• What is required:
Output each entry verbatim and exclude every picture from it.

• Available records:
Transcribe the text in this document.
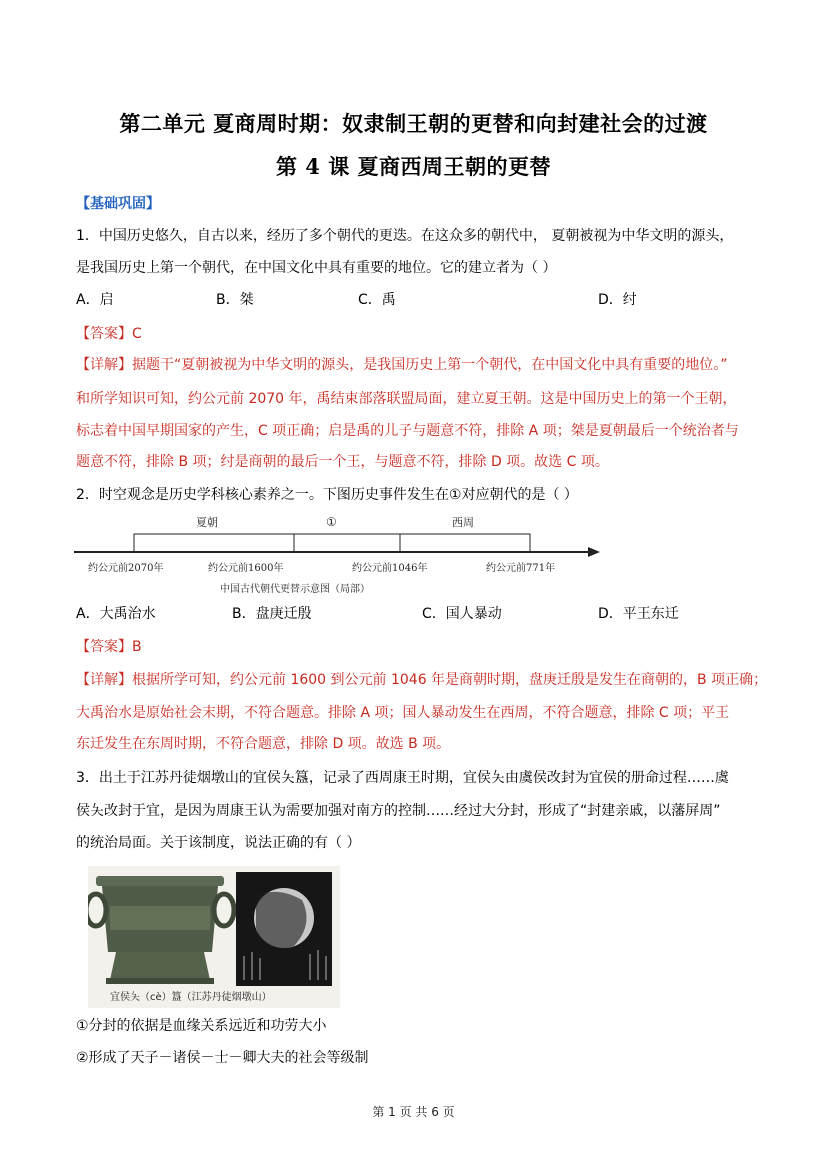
第二单元 夏商周时期：奴隶制王朝的更替和向封建社会的过渡
第 4 课 夏商西周王朝的更替
【基础巩固】
1．中国历史悠久，自古以来，经历了多个朝代的更迭。在这众多的朝代中， 夏朝被视为中华文明的源头，
是我国历史上第一个朝代，在中国文化中具有重要的地位。它的建立者为（ ）
A．启	B．桀	C．禹	D．纣
【答案】C
【详解】据题干“夏朝被视为中华文明的源头，是我国历史上第一个朝代，在中国文化中具有重要的地位。”
和所学知识可知，约公元前 2070 年，禹结束部落联盟局面，建立夏王朝。这是中国历史上的第一个王朝，
标志着中国早期国家的产生，C 项正确；启是禹的儿子与题意不符，排除 A 项；桀是夏朝最后一个统治者与
题意不符，排除 B 项；纣是商朝的最后一个王，与题意不符，排除 D 项。故选 C 项。
2．时空观念是历史学科核心素养之一。下图历史事件发生在①对应朝代的是（ ）
夏朝	①	西周
约公元前2070年	约公元前1600年	约公元前1046年	约公元前771年
中国古代朝代更替示意图（局部）
A．大禹治水	B．盘庚迁殷	C．国人暴动	D．平王东迁
【答案】B
【详解】根据所学可知，约公元前 1600 到公元前 1046 年是商朝时期，盘庚迁殷是发生在商朝的，B 项正确；
大禹治水是原始社会末期，不符合题意。排除 A 项；国人暴动发生在西周，不符合题意，排除 C 项；平王
东迁发生在东周时期，不符合题意，排除 D 项。故选 B 项。
3．出土于江苏丹徒烟墩山的宜侯夨簋，记录了西周康王时期，宜侯夨由虞侯改封为宜侯的册命过程……虞
侯夨改封于宜，是因为周康王认为需要加强对南方的控制……经过大分封，形成了“封建亲戚，以藩屏周”
的统治局面。关于该制度，说法正确的有（ ）
宜侯夨（cè）簋（江苏丹徒烟墩山）
①分封的依据是血缘关系远近和功劳大小
②形成了天子－诸侯－士－卿大夫的社会等级制
第 1 页 共 6 页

• Answer to this exercise:
Transcribe the text in this document.
第二单元 夏商周时期：奴隶制王朝的更替和向封建社会的过渡
第 4 课 夏商西周王朝的更替
【基础巩固】
1．中国历史悠久，自古以来，经历了多个朝代的更迭。在这众多的朝代中， 夏朝被视为中华文明的源头，
是我国历史上第一个朝代，在中国文化中具有重要的地位。它的建立者为（ ）
A．启	B．桀	C．禹	D．纣
【答案】C
【详解】据题干“夏朝被视为中华文明的源头，是我国历史上第一个朝代，在中国文化中具有重要的地位。”
和所学知识可知，约公元前 2070 年，禹结束部落联盟局面，建立夏王朝。这是中国历史上的第一个王朝，
标志着中国早期国家的产生，C 项正确；启是禹的儿子与题意不符，排除 A 项；桀是夏朝最后一个统治者与
题意不符，排除 B 项；纣是商朝的最后一个王，与题意不符，排除 D 项。故选 C 项。
2．时空观念是历史学科核心素养之一。下图历史事件发生在①对应朝代的是（ ）
夏朝	①	西周
约公元前2070年	约公元前1600年	约公元前1046年	约公元前771年
中国古代朝代更替示意图（局部）
A．大禹治水	B．盘庚迁殷	C．国人暴动	D．平王东迁
【答案】B
【详解】根据所学可知，约公元前 1600 到公元前 1046 年是商朝时期，盘庚迁殷是发生在商朝的，B 项正确；
大禹治水是原始社会末期，不符合题意。排除 A 项；国人暴动发生在西周，不符合题意，排除 C 项；平王
东迁发生在东周时期，不符合题意，排除 D 项。故选 B 项。
3．出土于江苏丹徒烟墩山的宜侯夨簋，记录了西周康王时期，宜侯夨由虞侯改封为宜侯的册命过程……虞
侯夨改封于宜，是因为周康王认为需要加强对南方的控制……经过大分封，形成了“封建亲戚，以藩屏周”
的统治局面。关于该制度，说法正确的有（ ）
宜侯夨（cè）簋（江苏丹徒烟墩山）
①分封的依据是血缘关系远近和功劳大小
②形成了天子－诸侯－士－卿大夫的社会等级制
第 1 页 共 6 页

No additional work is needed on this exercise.